WHAT IS REQUIRED:
Collect all lines from the listing that include the string "University".

---

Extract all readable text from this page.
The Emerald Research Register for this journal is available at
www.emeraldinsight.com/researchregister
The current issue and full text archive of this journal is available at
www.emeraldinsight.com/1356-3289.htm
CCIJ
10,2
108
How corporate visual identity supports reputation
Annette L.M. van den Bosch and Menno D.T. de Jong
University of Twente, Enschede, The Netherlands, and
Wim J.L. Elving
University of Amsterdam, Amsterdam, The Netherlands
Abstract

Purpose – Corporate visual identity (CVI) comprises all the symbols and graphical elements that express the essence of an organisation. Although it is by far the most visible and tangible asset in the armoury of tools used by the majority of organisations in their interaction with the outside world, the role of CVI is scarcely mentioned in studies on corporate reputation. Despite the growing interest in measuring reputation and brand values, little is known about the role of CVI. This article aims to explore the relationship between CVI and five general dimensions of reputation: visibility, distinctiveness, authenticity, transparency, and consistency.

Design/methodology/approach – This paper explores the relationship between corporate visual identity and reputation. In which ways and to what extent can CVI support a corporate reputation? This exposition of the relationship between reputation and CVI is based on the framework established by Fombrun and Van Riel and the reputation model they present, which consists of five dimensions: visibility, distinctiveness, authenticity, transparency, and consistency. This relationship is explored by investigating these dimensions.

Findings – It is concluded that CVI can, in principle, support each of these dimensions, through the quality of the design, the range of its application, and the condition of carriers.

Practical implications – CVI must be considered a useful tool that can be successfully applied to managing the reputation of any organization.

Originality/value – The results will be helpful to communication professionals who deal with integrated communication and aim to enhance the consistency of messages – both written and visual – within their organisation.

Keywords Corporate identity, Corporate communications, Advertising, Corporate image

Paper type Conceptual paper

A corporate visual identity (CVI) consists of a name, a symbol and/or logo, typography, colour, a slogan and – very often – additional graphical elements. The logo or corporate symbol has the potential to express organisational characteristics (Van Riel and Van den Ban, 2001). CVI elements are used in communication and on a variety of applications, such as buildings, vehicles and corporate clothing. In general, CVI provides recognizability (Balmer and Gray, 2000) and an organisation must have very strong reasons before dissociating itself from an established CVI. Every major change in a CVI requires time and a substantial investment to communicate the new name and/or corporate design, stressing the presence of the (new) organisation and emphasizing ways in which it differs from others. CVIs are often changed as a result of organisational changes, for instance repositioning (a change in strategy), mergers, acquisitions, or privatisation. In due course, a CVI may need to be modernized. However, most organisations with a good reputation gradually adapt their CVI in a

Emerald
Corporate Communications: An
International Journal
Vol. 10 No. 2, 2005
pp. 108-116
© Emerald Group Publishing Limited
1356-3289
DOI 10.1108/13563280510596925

---

OUTPUT BELOW:
University of Twente, Enschede, The Netherlands, and
University of Amsterdam, Amsterdam, The Netherlands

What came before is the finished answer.